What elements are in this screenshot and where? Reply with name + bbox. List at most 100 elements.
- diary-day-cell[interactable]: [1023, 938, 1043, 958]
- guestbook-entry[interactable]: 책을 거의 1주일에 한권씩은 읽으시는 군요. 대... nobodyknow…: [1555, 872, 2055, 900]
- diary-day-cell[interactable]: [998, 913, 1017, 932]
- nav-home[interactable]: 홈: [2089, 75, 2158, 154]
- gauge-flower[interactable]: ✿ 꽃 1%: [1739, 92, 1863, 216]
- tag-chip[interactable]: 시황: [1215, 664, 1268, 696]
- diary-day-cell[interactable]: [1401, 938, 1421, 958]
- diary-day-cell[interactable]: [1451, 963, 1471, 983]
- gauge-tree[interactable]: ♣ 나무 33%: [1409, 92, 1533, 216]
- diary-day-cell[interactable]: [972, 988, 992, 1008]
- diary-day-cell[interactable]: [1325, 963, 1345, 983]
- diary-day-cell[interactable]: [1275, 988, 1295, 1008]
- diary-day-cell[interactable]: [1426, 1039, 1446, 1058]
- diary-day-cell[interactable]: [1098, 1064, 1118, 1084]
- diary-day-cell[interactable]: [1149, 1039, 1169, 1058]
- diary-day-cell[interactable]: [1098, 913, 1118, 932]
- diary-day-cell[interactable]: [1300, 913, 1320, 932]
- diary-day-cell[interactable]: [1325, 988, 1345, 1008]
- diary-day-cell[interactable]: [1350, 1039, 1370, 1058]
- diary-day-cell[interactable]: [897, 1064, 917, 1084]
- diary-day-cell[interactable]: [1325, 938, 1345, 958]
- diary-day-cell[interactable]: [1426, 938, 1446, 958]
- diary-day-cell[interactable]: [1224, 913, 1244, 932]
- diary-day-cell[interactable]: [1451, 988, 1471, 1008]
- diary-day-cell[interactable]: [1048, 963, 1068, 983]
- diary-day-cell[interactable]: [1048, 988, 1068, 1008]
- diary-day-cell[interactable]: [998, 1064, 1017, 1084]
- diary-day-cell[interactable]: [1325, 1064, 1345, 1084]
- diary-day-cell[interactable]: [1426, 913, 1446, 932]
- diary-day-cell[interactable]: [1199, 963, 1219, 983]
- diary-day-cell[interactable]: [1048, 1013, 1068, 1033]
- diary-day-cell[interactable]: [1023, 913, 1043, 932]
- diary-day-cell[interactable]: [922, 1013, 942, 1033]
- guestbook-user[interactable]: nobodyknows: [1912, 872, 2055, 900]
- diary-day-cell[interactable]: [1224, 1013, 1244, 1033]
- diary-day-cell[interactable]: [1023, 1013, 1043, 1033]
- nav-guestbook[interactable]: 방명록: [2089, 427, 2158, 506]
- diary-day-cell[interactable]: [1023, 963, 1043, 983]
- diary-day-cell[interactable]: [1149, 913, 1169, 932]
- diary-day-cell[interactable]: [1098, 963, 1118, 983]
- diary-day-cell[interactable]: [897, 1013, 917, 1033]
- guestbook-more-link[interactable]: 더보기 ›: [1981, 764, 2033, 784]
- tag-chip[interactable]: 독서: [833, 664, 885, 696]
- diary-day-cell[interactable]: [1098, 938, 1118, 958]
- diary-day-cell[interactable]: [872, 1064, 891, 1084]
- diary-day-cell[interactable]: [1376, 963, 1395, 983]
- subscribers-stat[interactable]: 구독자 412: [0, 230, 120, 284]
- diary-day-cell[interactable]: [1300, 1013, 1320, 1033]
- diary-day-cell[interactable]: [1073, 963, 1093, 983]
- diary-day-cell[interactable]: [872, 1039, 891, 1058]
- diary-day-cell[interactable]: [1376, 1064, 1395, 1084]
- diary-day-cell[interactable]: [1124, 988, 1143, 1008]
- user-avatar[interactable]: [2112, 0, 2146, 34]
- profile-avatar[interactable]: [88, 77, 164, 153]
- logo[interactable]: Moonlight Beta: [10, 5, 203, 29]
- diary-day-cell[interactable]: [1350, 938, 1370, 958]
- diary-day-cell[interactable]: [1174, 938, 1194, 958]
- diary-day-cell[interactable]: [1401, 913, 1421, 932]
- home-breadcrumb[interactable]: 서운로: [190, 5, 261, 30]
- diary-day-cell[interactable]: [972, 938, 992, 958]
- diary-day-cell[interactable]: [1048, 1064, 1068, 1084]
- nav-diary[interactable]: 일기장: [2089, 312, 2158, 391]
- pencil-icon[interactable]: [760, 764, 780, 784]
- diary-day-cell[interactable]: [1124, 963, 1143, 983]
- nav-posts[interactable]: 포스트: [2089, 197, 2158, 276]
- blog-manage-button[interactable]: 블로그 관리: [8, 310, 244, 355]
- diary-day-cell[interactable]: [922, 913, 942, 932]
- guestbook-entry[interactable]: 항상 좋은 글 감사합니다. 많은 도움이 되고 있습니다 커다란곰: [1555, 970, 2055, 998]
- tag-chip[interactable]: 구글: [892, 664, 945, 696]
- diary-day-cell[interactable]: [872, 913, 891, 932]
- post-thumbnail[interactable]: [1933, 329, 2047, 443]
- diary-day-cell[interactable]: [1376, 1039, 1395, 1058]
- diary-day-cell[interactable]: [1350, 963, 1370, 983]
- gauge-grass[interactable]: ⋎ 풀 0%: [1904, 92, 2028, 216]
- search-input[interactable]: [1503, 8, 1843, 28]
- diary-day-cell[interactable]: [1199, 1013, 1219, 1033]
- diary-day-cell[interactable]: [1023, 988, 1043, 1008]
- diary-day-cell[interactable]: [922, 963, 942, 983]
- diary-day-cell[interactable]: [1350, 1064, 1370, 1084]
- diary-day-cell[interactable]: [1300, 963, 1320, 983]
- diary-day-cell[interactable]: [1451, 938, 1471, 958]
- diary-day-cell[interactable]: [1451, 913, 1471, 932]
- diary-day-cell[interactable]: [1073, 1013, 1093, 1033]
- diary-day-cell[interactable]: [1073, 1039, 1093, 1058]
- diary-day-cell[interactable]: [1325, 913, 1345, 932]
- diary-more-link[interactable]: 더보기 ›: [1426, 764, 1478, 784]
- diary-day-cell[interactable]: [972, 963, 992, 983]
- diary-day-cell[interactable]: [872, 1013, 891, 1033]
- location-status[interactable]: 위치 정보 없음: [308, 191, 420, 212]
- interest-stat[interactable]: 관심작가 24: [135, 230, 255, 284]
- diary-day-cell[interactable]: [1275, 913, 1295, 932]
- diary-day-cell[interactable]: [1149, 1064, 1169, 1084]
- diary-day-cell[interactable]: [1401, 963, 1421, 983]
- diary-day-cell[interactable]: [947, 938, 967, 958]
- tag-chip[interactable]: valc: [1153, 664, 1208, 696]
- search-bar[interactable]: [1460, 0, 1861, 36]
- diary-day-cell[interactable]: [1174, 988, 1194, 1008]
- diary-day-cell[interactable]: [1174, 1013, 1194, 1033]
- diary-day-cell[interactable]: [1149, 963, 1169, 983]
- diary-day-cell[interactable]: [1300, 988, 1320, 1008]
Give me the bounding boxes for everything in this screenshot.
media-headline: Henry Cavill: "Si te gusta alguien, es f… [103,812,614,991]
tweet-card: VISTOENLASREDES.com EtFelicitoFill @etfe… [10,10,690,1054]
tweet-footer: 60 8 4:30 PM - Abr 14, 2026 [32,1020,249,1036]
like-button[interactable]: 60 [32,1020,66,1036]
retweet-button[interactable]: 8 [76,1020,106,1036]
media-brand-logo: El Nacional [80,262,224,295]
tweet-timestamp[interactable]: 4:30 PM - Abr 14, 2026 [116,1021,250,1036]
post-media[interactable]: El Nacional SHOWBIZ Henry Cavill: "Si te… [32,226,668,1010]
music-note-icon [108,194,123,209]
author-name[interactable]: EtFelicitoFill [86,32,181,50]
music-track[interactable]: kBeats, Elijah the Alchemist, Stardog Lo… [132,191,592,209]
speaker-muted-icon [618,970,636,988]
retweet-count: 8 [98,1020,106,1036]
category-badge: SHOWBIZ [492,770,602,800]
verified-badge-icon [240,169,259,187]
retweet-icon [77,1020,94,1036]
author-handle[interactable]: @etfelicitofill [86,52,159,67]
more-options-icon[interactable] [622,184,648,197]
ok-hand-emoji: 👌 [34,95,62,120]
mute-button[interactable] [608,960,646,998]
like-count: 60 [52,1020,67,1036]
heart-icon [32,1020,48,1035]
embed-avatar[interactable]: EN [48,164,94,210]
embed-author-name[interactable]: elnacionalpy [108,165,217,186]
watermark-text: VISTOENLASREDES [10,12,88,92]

****************

▶ [What the exercise asks]:
Give the lines of the items as a JSON list of strings, one string per line with blank lines left out. Start at the first line of the items and end at the line that contains "- diary-day-cell[interactable]: [1426, 1039, 1446, 1058]", including both.

▶ [Written answer]:
[
  "What elements are in this screenshot and where? Reply with name + bbox. List at most 100 elements.",
  "- diary-day-cell[interactable]: [1023, 938, 1043, 958]",
  "- guestbook-entry[interactable]: 책을 거의 1주일에 한권씩은 읽으시는 군요. 대... nobodyknow…: [1555, 872, 2055, 900]",
  "- diary-day-cell[interactable]: [998, 913, 1017, 932]",
  "- nav-home[interactable]: 홈: [2089, 75, 2158, 154]",
  "- gauge-flower[interactable]: ✿ 꽃 1%: [1739, 92, 1863, 216]",
  "- tag-chip[interactable]: 시황: [1215, 664, 1268, 696]",
  "- diary-day-cell[interactable]: [1401, 938, 1421, 958]",
  "- diary-day-cell[interactable]: [1451, 963, 1471, 983]",
  "- gauge-tree[interactable]: ♣ 나무 33%: [1409, 92, 1533, 216]",
  "- diary-day-cell[interactable]: [972, 988, 992, 1008]",
  "- diary-day-cell[interactable]: [1325, 963, 1345, 983]",
  "- diary-day-cell[interactable]: [1275, 988, 1295, 1008]",
  "- diary-day-cell[interactable]: [1426, 1039, 1446, 1058]"
]